Brief>
Work through the data below and give the number of lines holding "behalf", nothing more.

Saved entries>
▬▬▬▬▬▬
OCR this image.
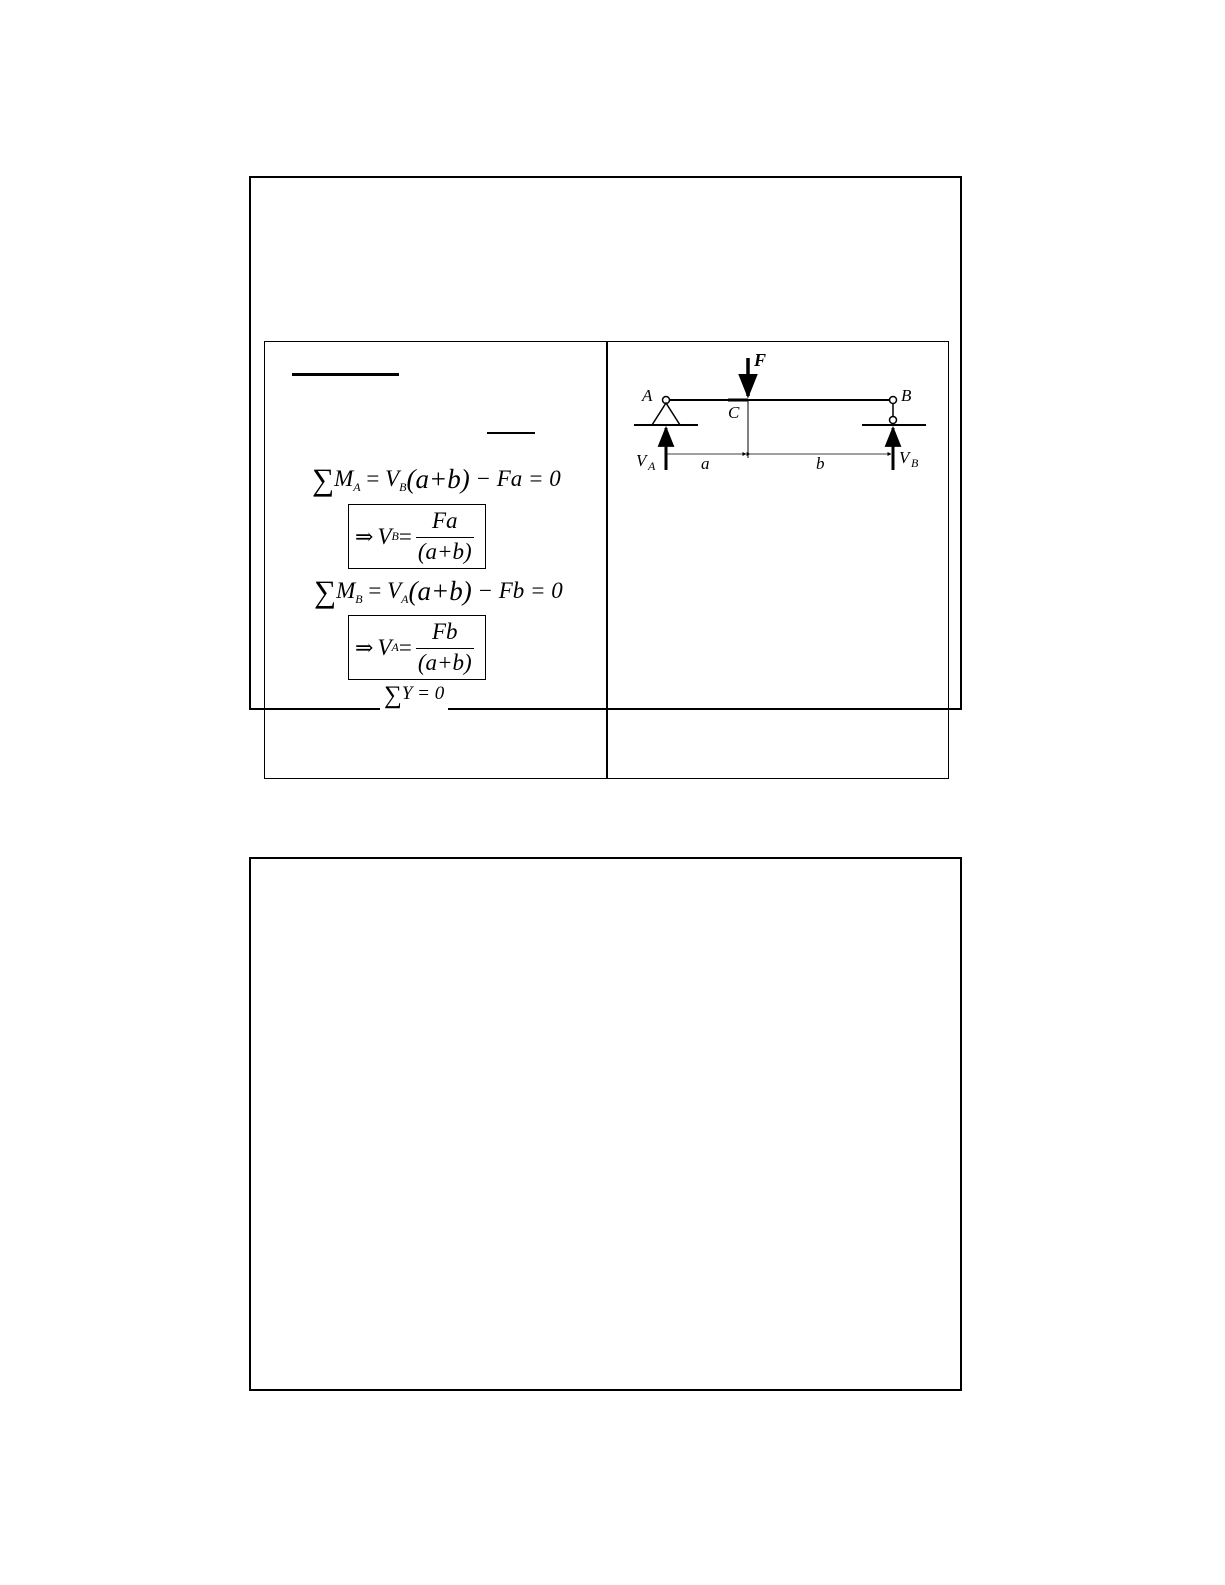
$\sum M_A = V_B(a+b) - Fa = 0$
⇒ V $B = \frac{Fa}{(a+b)}$
$\sum M_B = V_A(a+b) - Fb = 0$
⇒ V $A = \frac{Fb}{(a+b)}$
∑Y = 0
F
A	B
C
V A	V B
a	b
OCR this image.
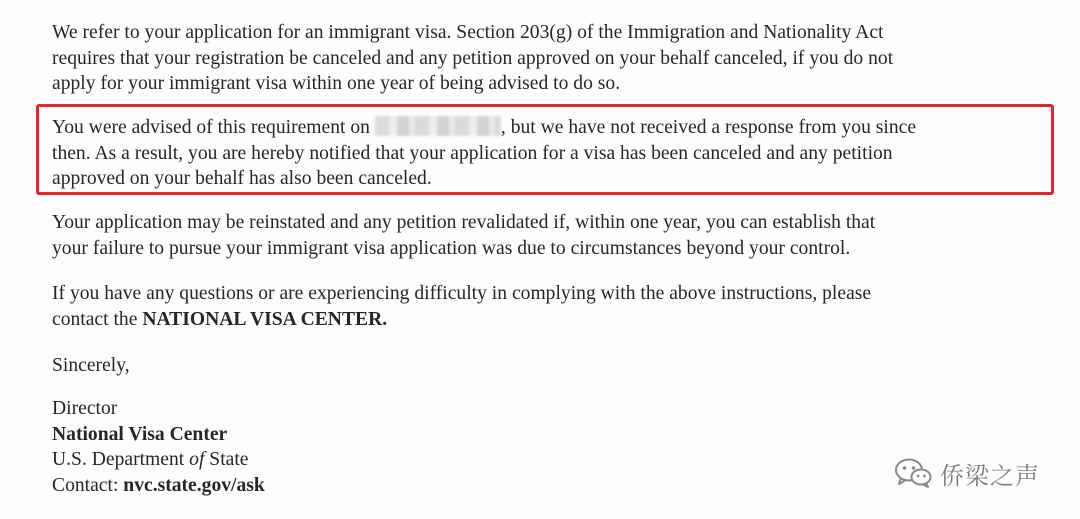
We refer to your application for an immigrant visa. Section 203(g) of the Immigration and Nationality Act
requires that your registration be canceled and any petition approved on your behalf canceled, if you do not
apply for your immigrant visa within one year of being advised to do so.
You were advised of this requirement on	, but we have not received a response from you since
then. As a result, you are hereby notified that your application for a visa has been canceled and any petition
approved on your behalf has also been canceled.
Your application may be reinstated and any petition revalidated if, within one year, you can establish that
your failure to pursue your immigrant visa application was due to circumstances beyond your control.
If you have any questions or are experiencing difficulty in complying with the above instructions, please
contact the NATIONAL VISA CENTER.
Sincerely,
Director
National Visa Center
U.S. Department of State
Contact: nvc.state.gov/ask	侨梁之声
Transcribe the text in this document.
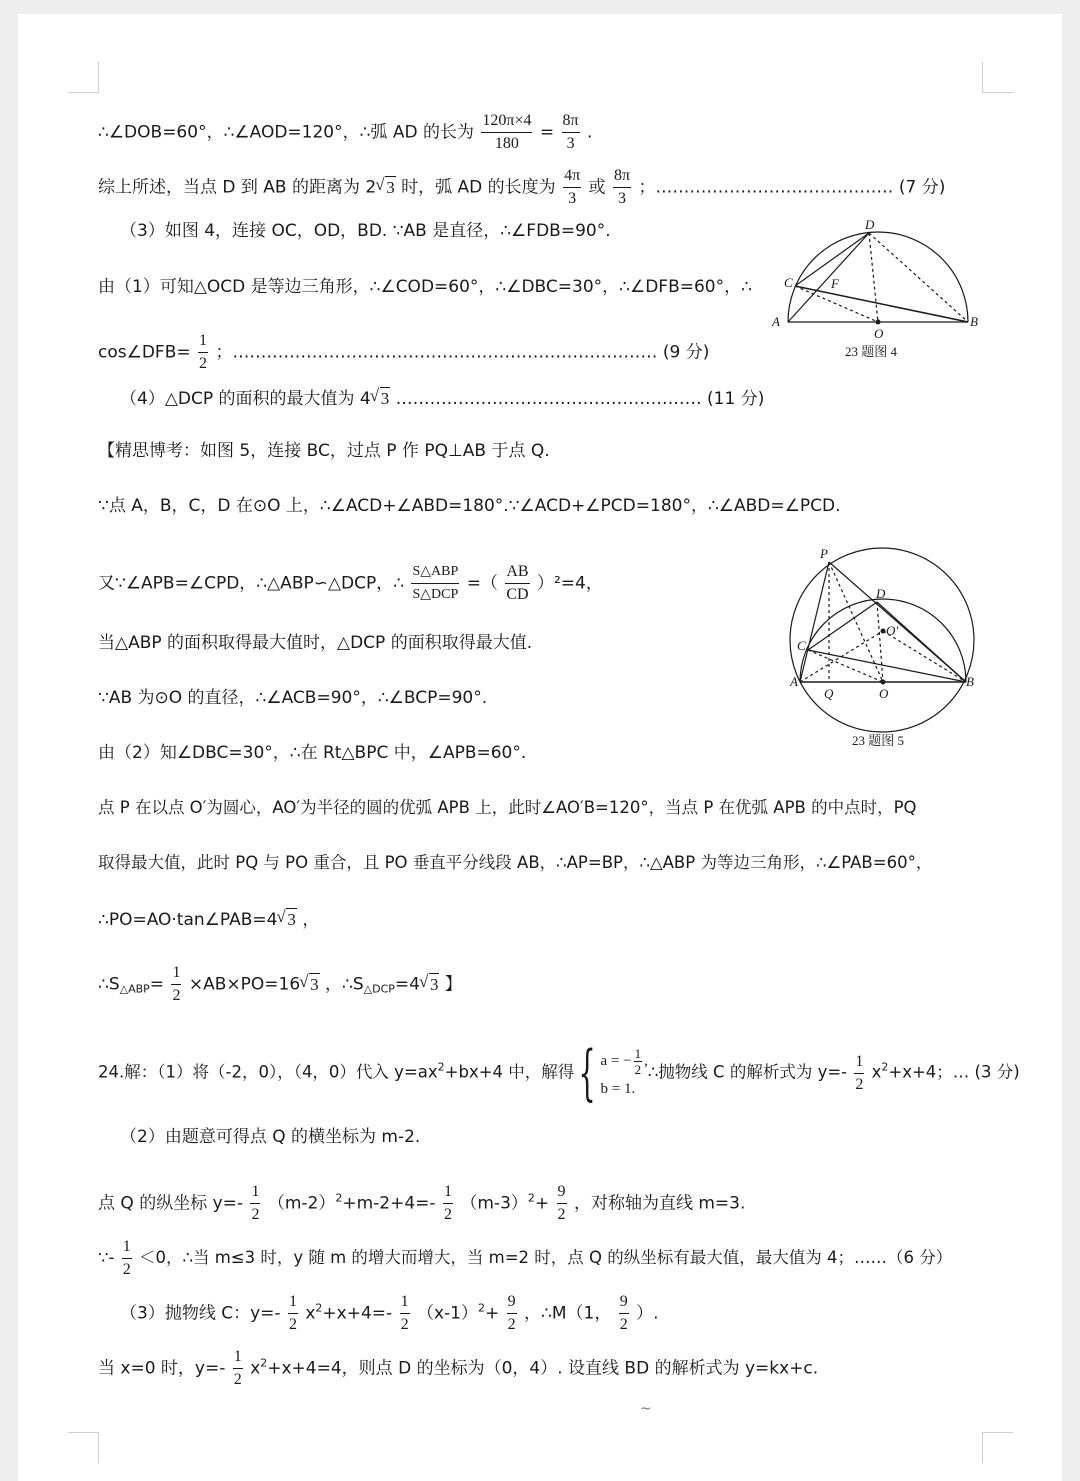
∴∠DOB=60°，∴∠AOD=120°，∴弧 AD 的长为 $\frac{120\pi\times 4}{180} = \frac{8\pi}{3}$ .
综上所述，当点 D 到 AB 的距离为 2√ 3 时，弧 AD 的长度为 $\frac{4\pi}{3}$ 或 $\frac{8\pi}{3}$ ；…………………………………… (7 分)
（3）如图 4，连接 OC，OD，BD. ∵AB 是直径，∴∠FDB=90°.
由（1）可知△OCD 是等边三角形，∴∠COD=60°，∴∠DBC=30°，∴∠DFB=60°，∴
cos∠DFB= $\frac{1}{2}$ ；………………………………………………………………… (9 分)
（4）△DCP 的面积的最大值为 4√ 3 ……………………………………………… (11 分)
【精思博考：如图 5，连接 BC，过点 P 作 PQ⊥AB 于点 Q.
∵点 A，B，C，D 在⊙O 上，∴∠ACD+∠ABD=180°.∵∠ACD+∠PCD=180°，∴∠ABD=∠PCD.
又∵∠APB=∠CPD，∴△ABP∽△DCP，∴
S△ABP
S△DCP
=（ $\frac{AB}{CD} )^2=4$，
当△ABP 的面积取得最大值时，△DCP 的面积取得最大值.
∵AB 为⊙O 的直径，∴∠ACB=90°，∴∠BCP=90°.
由（2）知∠DBC=30°，∴在 Rt△BPC 中，∠APB=60°.
点 P 在以点 O′为圆心，AO′为半径的圆的优弧 APB 上，此时∠AO′B=120°，当点 P 在优弧 APB 的中点时，PQ
取得最大值，此时 PQ 与 PO 重合，且 PO 垂直平分线段 AB，∴AP=BP，∴△ABP 为等边三角形，∴∠PAB=60°，
∴PO=AO·tan∠PAB=4√ 3 ，
$\therefore S_{\triangle ABP}= \frac{1}{2} \times AB\times PO=16√$ 3 ，$\therefore S_{\triangle DCP}=4√$ 3 】
24.解：（1）将（-2，0），（4，0）代入 $y=ax^2+bx+4$ 中，解得{ a = − $\frac{1}{2}$ ,
b = 1.
∴抛物线 C 的解析式为 $y=- \frac{1}{2} x^2+x+4$；… (3 分)
（2）由题意可得点 Q 的横坐标为 m-2.
点 Q 的纵坐标 $y=- \frac{1}{2} (m-2)^2+m-2+4=- \frac{1}{2} (m-3)^2+ \frac{9}{2}$ ，对称轴为直线 m=3.
∵- $\frac{1}{2} <0$，∴当 m≤3 时，y 随 m 的增大而增大，当 m=2 时，点 Q 的纵坐标有最大值，最大值为 4；……（6 分）
（3）抛物线 C：$y=- \frac{1}{2} x^2+x+4=- \frac{1}{2} (x-1)^2+ \frac{9}{2}$ ，∴M（1， $\frac{9}{2}$ ）.
当 x=0 时，$y=- \frac{1}{2} x^2+x+4=4$，则点 D 的坐标为（0，4）. 设直线 BD 的解析式为 y=kx+c.
~
D
C	F
A	B
O
23 题图 4
P
D
C
O′
A	B
Q	O
23 题图 5
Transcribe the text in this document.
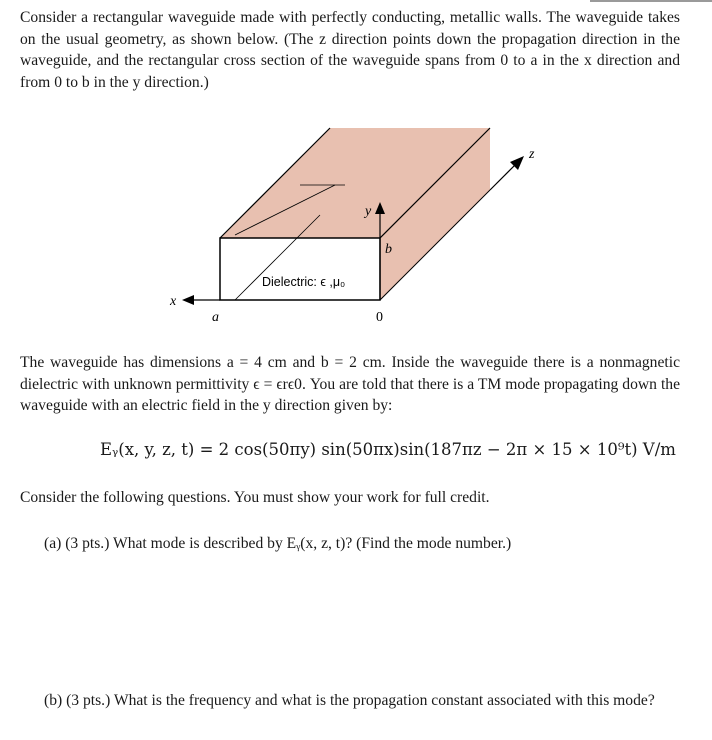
Consider a rectangular waveguide made with perfectly conducting, metallic walls. The waveguide takes on the usual geometry, as shown below. (The z direction points down the propagation direction in the waveguide, and the rectangular cross section of the waveguide spans from 0 to a in the x direction and from 0 to b in the y direction.)

x
a	0
y
b
z
Dielectric: ϵ ,μ₀

The waveguide has dimensions a = 4 cm and b = 2 cm. Inside the waveguide there is a nonmagnetic dielectric with unknown permittivity ϵ = ϵrϵ0. You are told that there is a TM mode propagating down the waveguide with an electric field in the y direction given by:

Eᵧ(x, y, z, t) = 2 cos(50πy) sin(50πx)sin(187πz − 2π × 15 × 10⁹t) V/m

Consider the following questions. You must show your work for full credit.

(a) (3 pts.) What mode is described by Eᵧ(x, z, t)? (Find the mode number.)

(b) (3 pts.) What is the frequency and what is the propagation constant associated with this mode?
▬▬▬▬▬▬
Exercise solution>
2